**The records:**

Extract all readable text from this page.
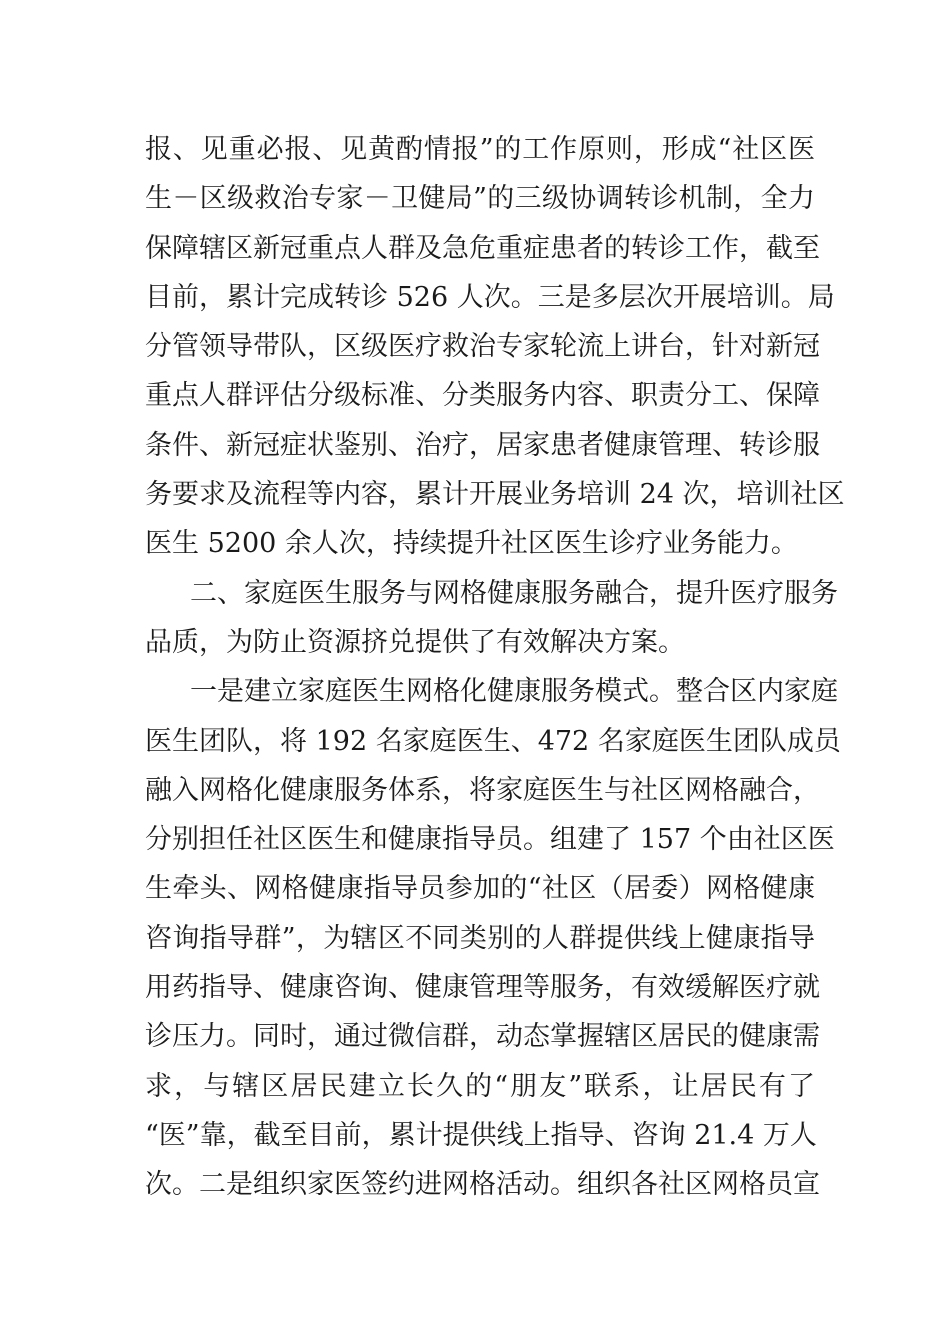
报、见重必报、见黄酌情报”的工作原则，形成“社区医
生－区级救治专家－卫健局”的三级协调转诊机制，全力
保障辖区新冠重点人群及急危重症患者的转诊工作，截至
目前，累计完成转诊 526 人次。三是多层次开展培训。局
分管领导带队，区级医疗救治专家轮流上讲台，针对新冠
重点人群评估分级标准、分类服务内容、职责分工、保障
条件、新冠症状鉴别、治疗，居家患者健康管理、转诊服
务要求及流程等内容，累计开展业务培训 24 次，培训社区
医生 5200 余人次，持续提升社区医生诊疗业务能力。
二、家庭医生服务与网格健康服务融合，提升医疗服务
品质，为防止资源挤兑提供了有效解决方案。
一是建立家庭医生网格化健康服务模式。整合区内家庭
医生团队，将 192 名家庭医生、472 名家庭医生团队成员
融入网格化健康服务体系，将家庭医生与社区网格融合，
分别担任社区医生和健康指导员。组建了 157 个由社区医
生牵头、网格健康指导员参加的“社区（居委）网格健康
咨询指导群”，为辖区不同类别的人群提供线上健康指导
用药指导、健康咨询、健康管理等服务，有效缓解医疗就
诊压力。同时，通过微信群，动态掌握辖区居民的健康需
求，与辖区居民建立长久的“朋友”联系，让居民有了
“医”靠，截至目前，累计提供线上指导、咨询 21.4 万人
次。二是组织家医签约进网格活动。组织各社区网格员宣
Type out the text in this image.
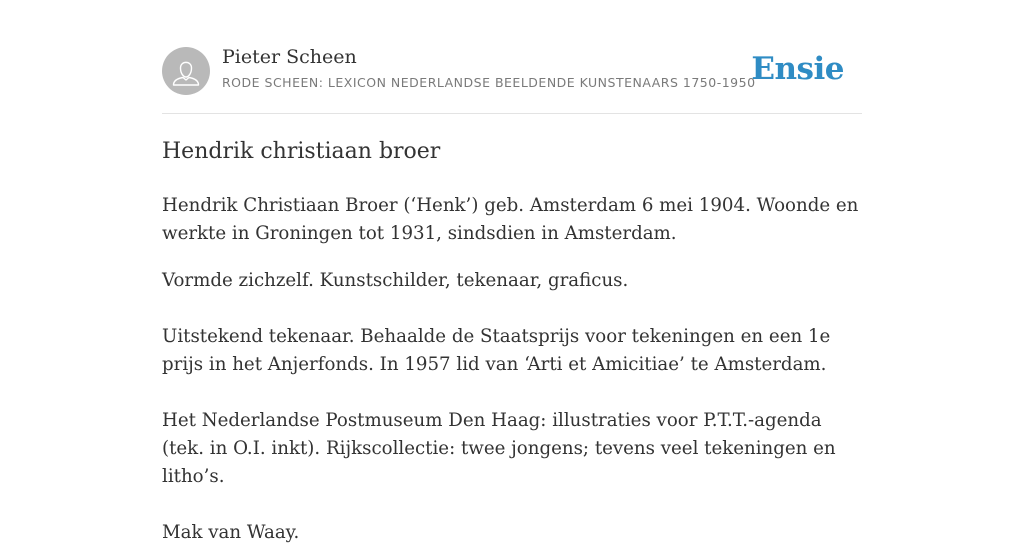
Pieter Scheen
RODE SCHEEN: LEXICON NEDERLANDSE BEELDENDE KUNSTENAARS 1750-1950
Ensie
Hendrik christiaan broer

Hendrik Christiaan Broer (‘Henk’) geb. Amsterdam 6 mei 1904. Woonde en werkte in Groningen tot 1931, sindsdien in Amsterdam.

Vormde zichzelf. Kunstschilder, tekenaar, graficus.

Uitstekend tekenaar. Behaalde de Staatsprijs voor tekeningen en een 1e prijs in het Anjerfonds. In 1957 lid van ‘Arti et Amicitiae’ te Amsterdam.

Het Nederlandse Postmuseum Den Haag: illustraties voor P.T.T.-agenda (tek. in O.I. inkt). Rijkscollectie: twee jongens; tevens veel tekeningen en litho’s.

Mak van Waay.
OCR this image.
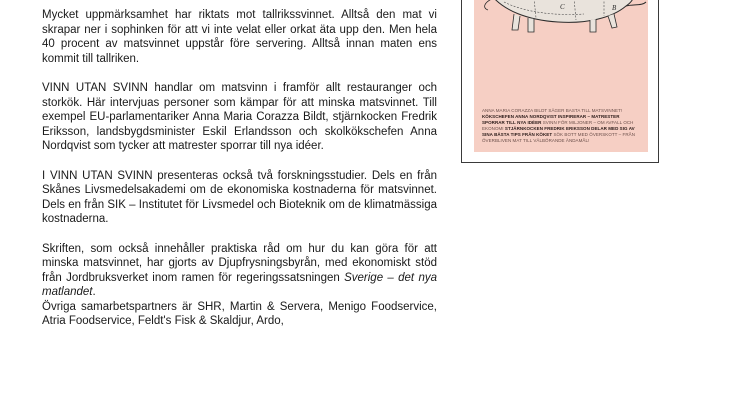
Mycket uppmärksamhet har riktats mot tallrikssvinnet. Alltså den mat vi skrapar ner i sophinken för att vi inte velat eller orkat äta upp den. Men hela 40 procent av matsvinnet uppstår före servering. Alltså innan maten ens kommit till tallriken.

VINN UTAN SVINN handlar om matsvinn i framför allt restauranger och storkök. Här intervjuas personer som kämpar för att minska matsvinnet. Till exempel EU-parlamentariker Anna Maria Corazza Bildt, stjärnkocken Fredrik Eriksson, landsbygdsminister Eskil Erlandsson och skolkökschefen Anna Nordqvist som tycker att matrester sporrar till nya idéer.

I VINN UTAN SVINN presenteras också två forskningsstudier. Dels en från Skånes Livsmedelsakademi om de ekonomiska kostnaderna för matsvinnet. Dels en från SIK – Institutet för Livsmedel och Bioteknik om de klimatmässiga kostnaderna.

Skriften, som också innehåller praktiska råd om hur du kan göra för att minska matsvinnet, har gjorts av Djupfrysningsbyrån, med ekonomiskt stöd från Jordbruksverket inom ramen för regeringssatsningen Sverige – det nya matlandet.

Övriga samarbetspartners är SHR, Martin & Servera, Menigo Foodservice, Atria Foodservice, Feldt's Fisk & Skaldjur, Ardo,

C	B
ANNA MARIA CORAZZA BILDT SÄGER BASTA TILL MATSVINNET! KÖKSCHEFEN ANNA NORDQVIST INSPIRERAR – MATRESTER SPORRAR TILL NYA IDÉER SVINN FÖR MILJONER – OM AVFALL OCH EKONOMI STJÄRNKOCKEN FREDRIK ERIKSSON DELAR MED SIG AV SINA BÄSTA TIPS FRÅN KÖKET SÖK BOTT MED ÖVERSKOTT – FRÅN ÖVERBLIVEN MAT TILL VÄLBÖRANDE ÄNDAMÅL!
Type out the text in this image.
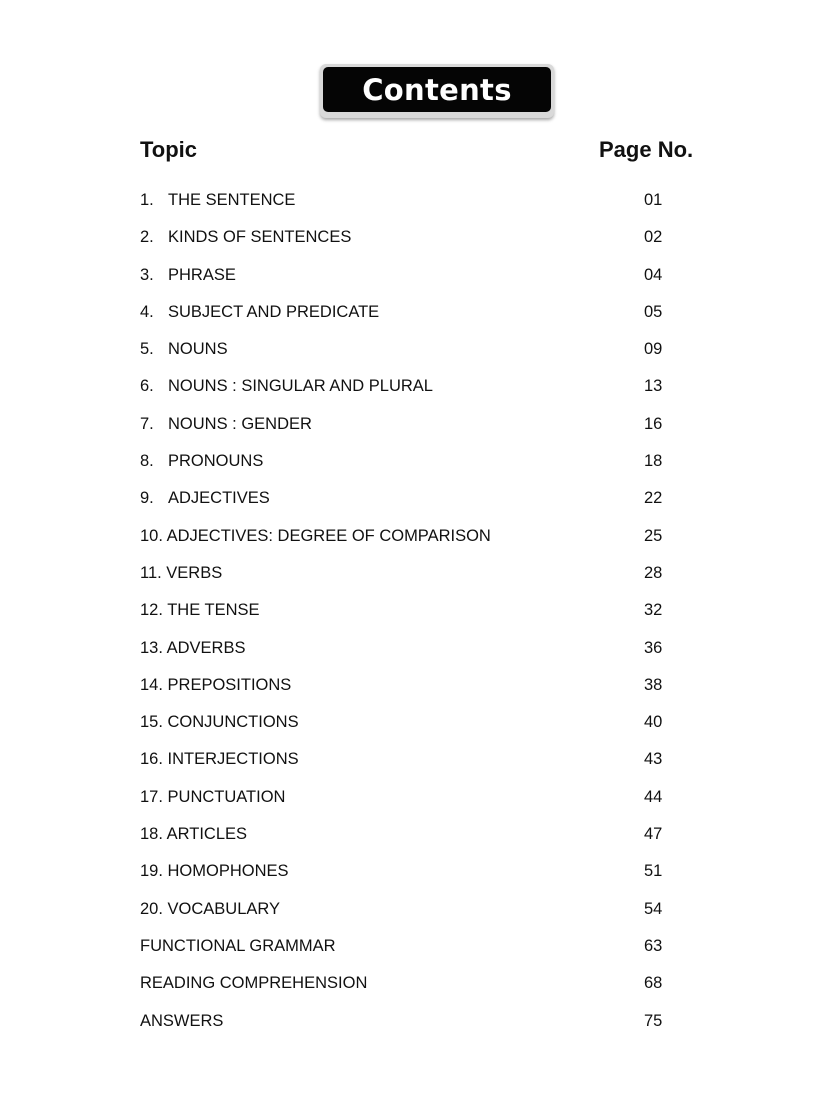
Contents
Topic	Page No.
1. THE SENTENCE	01
2. KINDS OF SENTENCES	02
3. PHRASE	04
4. SUBJECT AND PREDICATE	05
5. NOUNS	09
6. NOUNS : SINGULAR AND PLURAL	13
7. NOUNS : GENDER	16
8. PRONOUNS	18
9. ADJECTIVES	22
10. ADJECTIVES: DEGREE OF COMPARISON	25
11. VERBS	28
12. THE TENSE	32
13. ADVERBS	36
14. PREPOSITIONS	38
15. CONJUNCTIONS	40
16. INTERJECTIONS	43
17. PUNCTUATION	44
18. ARTICLES	47
19. HOMOPHONES	51
20. VOCABULARY	54
FUNCTIONAL GRAMMAR	63
READING COMPREHENSION	68
ANSWERS	75
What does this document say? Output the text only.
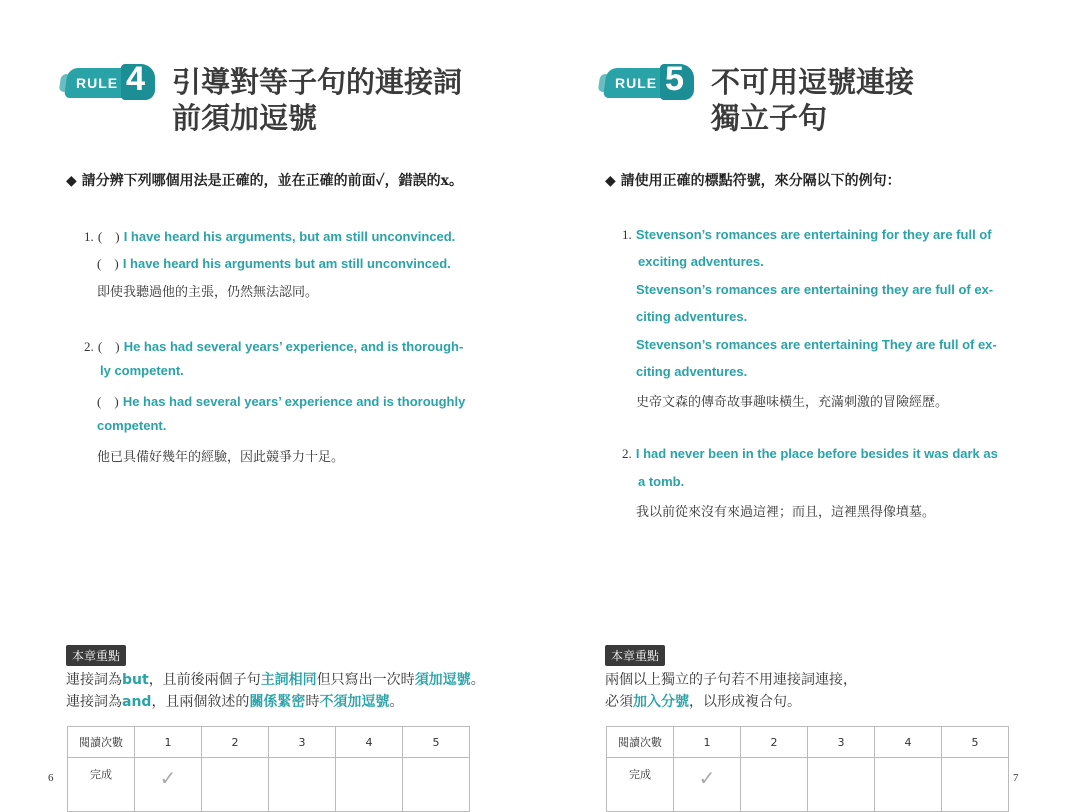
RULE 4 引導對等子句的連接詞
前須加逗號
◆ 請分辨下列哪個用法是正確的，並在正確的前面✓，錯誤的x。
1. (　) I have heard his arguments, but am still unconvinced.
(　) I have heard his arguments but am still unconvinced.
即使我聽過他的主張，仍然無法認同。
2. (　) He has had several years’ experience, and is thorough-
ly competent.
(　) He has had several years’ experience and is thoroughly
competent.
他已具備好幾年的經驗，因此競爭力十足。
本章重點
連接詞為but，且前後兩個子句主詞相同但只寫出一次時須加逗號。
連接詞為and，且兩個敘述的關係緊密時不須加逗號。
閱讀次數	1	2	3	4	5
完成	✓				
6
RULE 5 不可用逗號連接
獨立子句
◆ 請使用正確的標點符號，來分隔以下的例句：
1. Stevenson’s romances are entertaining for they are full of
exciting adventures.
Stevenson’s romances are entertaining they are full of ex-
citing adventures.
Stevenson’s romances are entertaining They are full of ex-
citing adventures.
史帝文森的傳奇故事趣味橫生，充滿刺激的冒險經歷。
2. I had never been in the place before besides it was dark as
a tomb.
我以前從來沒有來過這裡；而且，這裡黑得像墳墓。
本章重點
兩個以上獨立的子句若不用連接詞連接，
必須加入分號，以形成複合句。
閱讀次數	1	2	3	4	5
完成	✓					7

**Exercise:** Collect each line of the entries that has the word "Amsterdam", copying it in full.

**Expected answer:**
Hendrik Christiaan Broer (‘Henk’) geb. Amsterdam 6 mei 1904. Woonde en werkte in Groningen tot 1931, sindsdien in Amsterdam.
Uitstekend tekenaar. Behaalde de Staatsprijs voor tekeningen en een 1e prijs in het Anjerfonds. In 1957 lid van ‘Arti et Amicitiae’ te Amsterdam.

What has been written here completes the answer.